Set problem - Filter the data below for the string "University" and copy each matching line.

[Recorded data]
..........

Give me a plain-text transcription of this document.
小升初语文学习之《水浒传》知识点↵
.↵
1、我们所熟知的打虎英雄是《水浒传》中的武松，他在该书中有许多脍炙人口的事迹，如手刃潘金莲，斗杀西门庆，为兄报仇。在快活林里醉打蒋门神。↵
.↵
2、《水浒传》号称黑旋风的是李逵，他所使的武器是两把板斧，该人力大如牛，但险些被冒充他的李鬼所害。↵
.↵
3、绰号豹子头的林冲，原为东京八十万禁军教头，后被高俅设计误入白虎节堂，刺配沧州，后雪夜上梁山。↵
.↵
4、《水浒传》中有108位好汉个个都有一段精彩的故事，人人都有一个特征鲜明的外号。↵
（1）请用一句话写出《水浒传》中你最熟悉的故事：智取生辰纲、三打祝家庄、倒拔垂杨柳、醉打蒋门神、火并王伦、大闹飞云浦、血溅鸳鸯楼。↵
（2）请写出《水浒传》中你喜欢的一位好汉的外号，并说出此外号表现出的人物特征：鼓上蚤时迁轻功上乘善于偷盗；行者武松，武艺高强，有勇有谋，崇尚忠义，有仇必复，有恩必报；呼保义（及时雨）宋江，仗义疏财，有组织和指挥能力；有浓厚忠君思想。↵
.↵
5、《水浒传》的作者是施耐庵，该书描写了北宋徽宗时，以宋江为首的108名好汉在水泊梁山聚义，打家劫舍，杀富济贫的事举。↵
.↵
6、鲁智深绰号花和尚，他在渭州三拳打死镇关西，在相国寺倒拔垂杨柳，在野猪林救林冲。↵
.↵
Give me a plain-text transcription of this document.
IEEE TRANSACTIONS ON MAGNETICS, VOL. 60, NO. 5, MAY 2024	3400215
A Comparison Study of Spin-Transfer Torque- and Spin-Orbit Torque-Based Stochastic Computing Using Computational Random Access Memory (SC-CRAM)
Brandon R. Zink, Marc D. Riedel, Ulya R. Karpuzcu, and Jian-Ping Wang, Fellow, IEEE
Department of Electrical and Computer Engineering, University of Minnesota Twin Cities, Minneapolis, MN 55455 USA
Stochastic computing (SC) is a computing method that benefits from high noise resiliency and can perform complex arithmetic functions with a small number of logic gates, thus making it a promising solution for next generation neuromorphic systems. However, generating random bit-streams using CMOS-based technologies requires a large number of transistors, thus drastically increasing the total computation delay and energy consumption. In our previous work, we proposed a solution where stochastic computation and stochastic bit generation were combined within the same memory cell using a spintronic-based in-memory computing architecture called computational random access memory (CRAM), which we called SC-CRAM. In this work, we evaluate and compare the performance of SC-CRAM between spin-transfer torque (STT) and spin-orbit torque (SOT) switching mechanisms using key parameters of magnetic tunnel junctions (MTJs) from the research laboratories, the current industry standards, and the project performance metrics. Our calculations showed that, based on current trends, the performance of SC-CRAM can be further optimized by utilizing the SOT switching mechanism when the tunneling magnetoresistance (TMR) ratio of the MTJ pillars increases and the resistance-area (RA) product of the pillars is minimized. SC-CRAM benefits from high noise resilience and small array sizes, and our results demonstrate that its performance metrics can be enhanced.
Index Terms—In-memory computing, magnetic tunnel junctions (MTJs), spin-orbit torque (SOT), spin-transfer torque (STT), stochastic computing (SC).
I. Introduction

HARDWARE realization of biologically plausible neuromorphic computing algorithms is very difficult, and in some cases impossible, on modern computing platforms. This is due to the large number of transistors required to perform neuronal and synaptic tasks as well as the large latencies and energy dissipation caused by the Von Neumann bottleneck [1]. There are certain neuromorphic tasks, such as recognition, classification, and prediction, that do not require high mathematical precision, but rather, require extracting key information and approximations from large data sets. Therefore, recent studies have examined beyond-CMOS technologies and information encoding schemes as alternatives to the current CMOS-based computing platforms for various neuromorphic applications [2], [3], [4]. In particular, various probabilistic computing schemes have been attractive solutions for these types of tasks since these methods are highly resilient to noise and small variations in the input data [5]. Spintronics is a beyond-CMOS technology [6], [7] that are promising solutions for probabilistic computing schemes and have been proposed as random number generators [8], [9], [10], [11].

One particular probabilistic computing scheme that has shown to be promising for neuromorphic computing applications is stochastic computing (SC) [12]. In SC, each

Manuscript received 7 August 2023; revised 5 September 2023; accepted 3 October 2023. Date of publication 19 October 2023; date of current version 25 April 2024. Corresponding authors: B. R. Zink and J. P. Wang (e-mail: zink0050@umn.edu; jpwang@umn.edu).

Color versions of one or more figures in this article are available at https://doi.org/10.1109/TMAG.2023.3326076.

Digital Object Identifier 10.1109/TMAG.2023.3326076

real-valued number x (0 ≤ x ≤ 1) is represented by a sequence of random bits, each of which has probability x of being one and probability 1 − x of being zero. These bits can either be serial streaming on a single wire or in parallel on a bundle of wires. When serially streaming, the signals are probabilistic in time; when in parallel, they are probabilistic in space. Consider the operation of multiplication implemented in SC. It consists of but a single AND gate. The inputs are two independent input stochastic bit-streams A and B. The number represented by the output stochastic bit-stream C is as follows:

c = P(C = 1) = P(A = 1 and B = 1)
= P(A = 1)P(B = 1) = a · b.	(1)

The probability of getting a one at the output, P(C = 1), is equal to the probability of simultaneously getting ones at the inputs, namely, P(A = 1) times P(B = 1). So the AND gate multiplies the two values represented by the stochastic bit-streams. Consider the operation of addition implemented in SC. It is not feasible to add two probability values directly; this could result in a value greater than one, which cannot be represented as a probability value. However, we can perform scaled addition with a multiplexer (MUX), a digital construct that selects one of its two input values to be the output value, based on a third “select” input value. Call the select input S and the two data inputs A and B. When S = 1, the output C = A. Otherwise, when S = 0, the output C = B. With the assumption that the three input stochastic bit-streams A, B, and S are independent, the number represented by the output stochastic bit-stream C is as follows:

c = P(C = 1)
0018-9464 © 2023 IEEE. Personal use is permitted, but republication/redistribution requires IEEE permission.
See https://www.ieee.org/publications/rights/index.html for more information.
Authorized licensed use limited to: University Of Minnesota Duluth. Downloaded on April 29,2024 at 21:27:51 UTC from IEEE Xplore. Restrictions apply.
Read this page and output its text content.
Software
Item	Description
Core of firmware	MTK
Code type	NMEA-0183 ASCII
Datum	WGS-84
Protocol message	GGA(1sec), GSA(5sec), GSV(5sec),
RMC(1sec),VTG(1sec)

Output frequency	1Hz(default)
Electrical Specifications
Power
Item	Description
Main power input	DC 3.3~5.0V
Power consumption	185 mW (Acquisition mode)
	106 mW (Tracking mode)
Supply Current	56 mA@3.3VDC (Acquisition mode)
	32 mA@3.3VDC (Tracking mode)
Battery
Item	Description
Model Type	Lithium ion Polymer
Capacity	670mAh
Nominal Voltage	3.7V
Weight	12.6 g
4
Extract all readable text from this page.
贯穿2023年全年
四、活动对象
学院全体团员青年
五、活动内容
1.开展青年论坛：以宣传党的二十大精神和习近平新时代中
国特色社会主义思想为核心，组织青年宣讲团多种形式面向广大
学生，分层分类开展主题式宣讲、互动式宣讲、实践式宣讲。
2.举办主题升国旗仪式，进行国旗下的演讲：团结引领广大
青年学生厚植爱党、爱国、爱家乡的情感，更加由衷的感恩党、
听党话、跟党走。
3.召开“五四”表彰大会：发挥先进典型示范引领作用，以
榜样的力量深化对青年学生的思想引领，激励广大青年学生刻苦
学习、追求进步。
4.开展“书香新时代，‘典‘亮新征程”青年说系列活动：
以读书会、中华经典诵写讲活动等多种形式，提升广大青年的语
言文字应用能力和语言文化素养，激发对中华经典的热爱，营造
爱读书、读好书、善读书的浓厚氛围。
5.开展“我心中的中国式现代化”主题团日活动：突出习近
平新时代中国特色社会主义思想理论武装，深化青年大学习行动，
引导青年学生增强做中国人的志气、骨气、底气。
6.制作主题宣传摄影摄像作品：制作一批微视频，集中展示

..........

Result below -
Department of Electrical and Computer Engineering, University of Minnesota Twin Cities, Minneapolis, MN 55455 USA
Authorized licensed use limited to: University Of Minnesota Duluth. Downloaded on April 29,2024 at 21:27:51 UTC from IEEE Xplore. Restrictions apply.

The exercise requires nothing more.